_AIM_
Output every record word for word.

--- start DATA TO PROCESS ---

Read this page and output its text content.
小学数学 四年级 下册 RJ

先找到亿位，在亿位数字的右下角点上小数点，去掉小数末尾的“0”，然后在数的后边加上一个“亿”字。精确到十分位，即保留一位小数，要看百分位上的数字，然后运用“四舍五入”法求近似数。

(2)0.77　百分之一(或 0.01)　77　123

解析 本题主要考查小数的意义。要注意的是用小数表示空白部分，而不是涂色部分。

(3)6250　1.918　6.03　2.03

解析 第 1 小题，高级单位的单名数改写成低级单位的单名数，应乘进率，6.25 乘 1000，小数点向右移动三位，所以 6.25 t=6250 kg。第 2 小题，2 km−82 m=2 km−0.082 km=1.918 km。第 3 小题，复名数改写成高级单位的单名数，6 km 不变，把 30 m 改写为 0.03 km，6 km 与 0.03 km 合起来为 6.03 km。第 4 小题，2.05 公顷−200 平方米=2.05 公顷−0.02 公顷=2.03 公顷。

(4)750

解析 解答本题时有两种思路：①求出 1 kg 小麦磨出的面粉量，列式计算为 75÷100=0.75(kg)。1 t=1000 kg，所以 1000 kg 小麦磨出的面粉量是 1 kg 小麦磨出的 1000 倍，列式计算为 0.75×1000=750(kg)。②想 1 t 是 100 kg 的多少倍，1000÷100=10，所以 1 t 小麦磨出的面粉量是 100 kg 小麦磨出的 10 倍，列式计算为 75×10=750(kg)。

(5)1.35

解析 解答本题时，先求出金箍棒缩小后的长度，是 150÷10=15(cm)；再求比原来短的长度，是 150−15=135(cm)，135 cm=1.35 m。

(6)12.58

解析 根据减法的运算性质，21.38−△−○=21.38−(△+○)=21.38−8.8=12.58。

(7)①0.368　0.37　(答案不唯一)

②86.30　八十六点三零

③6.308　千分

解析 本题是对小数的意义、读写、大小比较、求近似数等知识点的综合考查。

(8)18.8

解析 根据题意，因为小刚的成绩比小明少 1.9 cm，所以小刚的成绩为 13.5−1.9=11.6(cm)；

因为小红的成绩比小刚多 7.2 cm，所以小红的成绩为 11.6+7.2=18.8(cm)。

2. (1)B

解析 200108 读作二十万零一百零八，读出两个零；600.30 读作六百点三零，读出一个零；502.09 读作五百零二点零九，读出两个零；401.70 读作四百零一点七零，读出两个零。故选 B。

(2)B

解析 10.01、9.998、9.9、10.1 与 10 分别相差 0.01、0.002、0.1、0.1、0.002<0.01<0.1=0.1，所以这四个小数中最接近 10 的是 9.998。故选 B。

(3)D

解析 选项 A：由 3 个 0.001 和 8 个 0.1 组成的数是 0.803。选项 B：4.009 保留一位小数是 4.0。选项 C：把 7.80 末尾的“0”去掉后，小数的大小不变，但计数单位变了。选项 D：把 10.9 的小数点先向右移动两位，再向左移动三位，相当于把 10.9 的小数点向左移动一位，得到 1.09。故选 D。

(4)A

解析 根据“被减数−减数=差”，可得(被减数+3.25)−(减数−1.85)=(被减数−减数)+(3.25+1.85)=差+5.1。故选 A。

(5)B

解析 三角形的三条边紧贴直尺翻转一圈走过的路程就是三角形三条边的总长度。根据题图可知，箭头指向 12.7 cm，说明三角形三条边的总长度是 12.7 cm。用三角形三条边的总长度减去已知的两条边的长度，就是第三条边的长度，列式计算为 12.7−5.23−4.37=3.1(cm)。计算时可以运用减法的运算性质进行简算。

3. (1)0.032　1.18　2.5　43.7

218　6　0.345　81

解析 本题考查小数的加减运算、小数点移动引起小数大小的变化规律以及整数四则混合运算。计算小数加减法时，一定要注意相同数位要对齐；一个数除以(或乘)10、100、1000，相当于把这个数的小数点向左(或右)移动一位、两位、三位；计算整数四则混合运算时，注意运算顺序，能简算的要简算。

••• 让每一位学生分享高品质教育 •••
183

--- end DATA TO PROCESS ---

_FULL OUTPUT_
Read this page and output its text content.
小学数学 四年级 下册 RJ

先找到亿位，在亿位数字的右下角点上小数点，去掉小数末尾的“0”，然后在数的后边加上一个“亿”字。精确到十分位，即保留一位小数，要看百分位上的数字，然后运用“四舍五入”法求近似数。

(2)0.77　百分之一(或 0.01)　77　123

解析 本题主要考查小数的意义。要注意的是用小数表示空白部分，而不是涂色部分。

(3)6250　1.918　6.03　2.03

解析 第 1 小题，高级单位的单名数改写成低级单位的单名数，应乘进率，6.25 乘 1000，小数点向右移动三位，所以 6.25 t=6250 kg。第 2 小题，2 km−82 m=2 km−0.082 km=1.918 km。第 3 小题，复名数改写成高级单位的单名数，6 km 不变，把 30 m 改写为 0.03 km，6 km 与 0.03 km 合起来为 6.03 km。第 4 小题，2.05 公顷−200 平方米=2.05 公顷−0.02 公顷=2.03 公顷。

(4)750

解析 解答本题时有两种思路：①求出 1 kg 小麦磨出的面粉量，列式计算为 75÷100=0.75(kg)。1 t=1000 kg，所以 1000 kg 小麦磨出的面粉量是 1 kg 小麦磨出的 1000 倍，列式计算为 0.75×1000=750(kg)。②想 1 t 是 100 kg 的多少倍，1000÷100=10，所以 1 t 小麦磨出的面粉量是 100 kg 小麦磨出的 10 倍，列式计算为 75×10=750(kg)。

(5)1.35

解析 解答本题时，先求出金箍棒缩小后的长度，是 150÷10=15(cm)；再求比原来短的长度，是 150−15=135(cm)，135 cm=1.35 m。

(6)12.58

解析 根据减法的运算性质，21.38−△−○=21.38−(△+○)=21.38−8.8=12.58。

(7)①0.368　0.37　(答案不唯一)

②86.30　八十六点三零

③6.308　千分

解析 本题是对小数的意义、读写、大小比较、求近似数等知识点的综合考查。

(8)18.8

解析 根据题意，因为小刚的成绩比小明少 1.9 cm，所以小刚的成绩为 13.5−1.9=11.6(cm)；

因为小红的成绩比小刚多 7.2 cm，所以小红的成绩为 11.6+7.2=18.8(cm)。

2. (1)B

解析 200108 读作二十万零一百零八，读出两个零；600.30 读作六百点三零，读出一个零；502.09 读作五百零二点零九，读出两个零；401.70 读作四百零一点七零，读出两个零。故选 B。

(2)B

解析 10.01、9.998、9.9、10.1 与 10 分别相差 0.01、0.002、0.1、0.1、0.002<0.01<0.1=0.1，所以这四个小数中最接近 10 的是 9.998。故选 B。

(3)D

解析 选项 A：由 3 个 0.001 和 8 个 0.1 组成的数是 0.803。选项 B：4.009 保留一位小数是 4.0。选项 C：把 7.80 末尾的“0”去掉后，小数的大小不变，但计数单位变了。选项 D：把 10.9 的小数点先向右移动两位，再向左移动三位，相当于把 10.9 的小数点向左移动一位，得到 1.09。故选 D。

(4)A

解析 根据“被减数−减数=差”，可得(被减数+3.25)−(减数−1.85)=(被减数−减数)+(3.25+1.85)=差+5.1。故选 A。

(5)B

解析 三角形的三条边紧贴直尺翻转一圈走过的路程就是三角形三条边的总长度。根据题图可知，箭头指向 12.7 cm，说明三角形三条边的总长度是 12.7 cm。用三角形三条边的总长度减去已知的两条边的长度，就是第三条边的长度，列式计算为 12.7−5.23−4.37=3.1(cm)。计算时可以运用减法的运算性质进行简算。

3. (1)0.032　1.18　2.5　43.7

218　6　0.345　81

解析 本题考查小数的加减运算、小数点移动引起小数大小的变化规律以及整数四则混合运算。计算小数加减法时，一定要注意相同数位要对齐；一个数除以(或乘)10、100、1000，相当于把这个数的小数点向左(或右)移动一位、两位、三位；计算整数四则混合运算时，注意运算顺序，能简算的要简算。

••• 让每一位学生分享高品质教育 •••
183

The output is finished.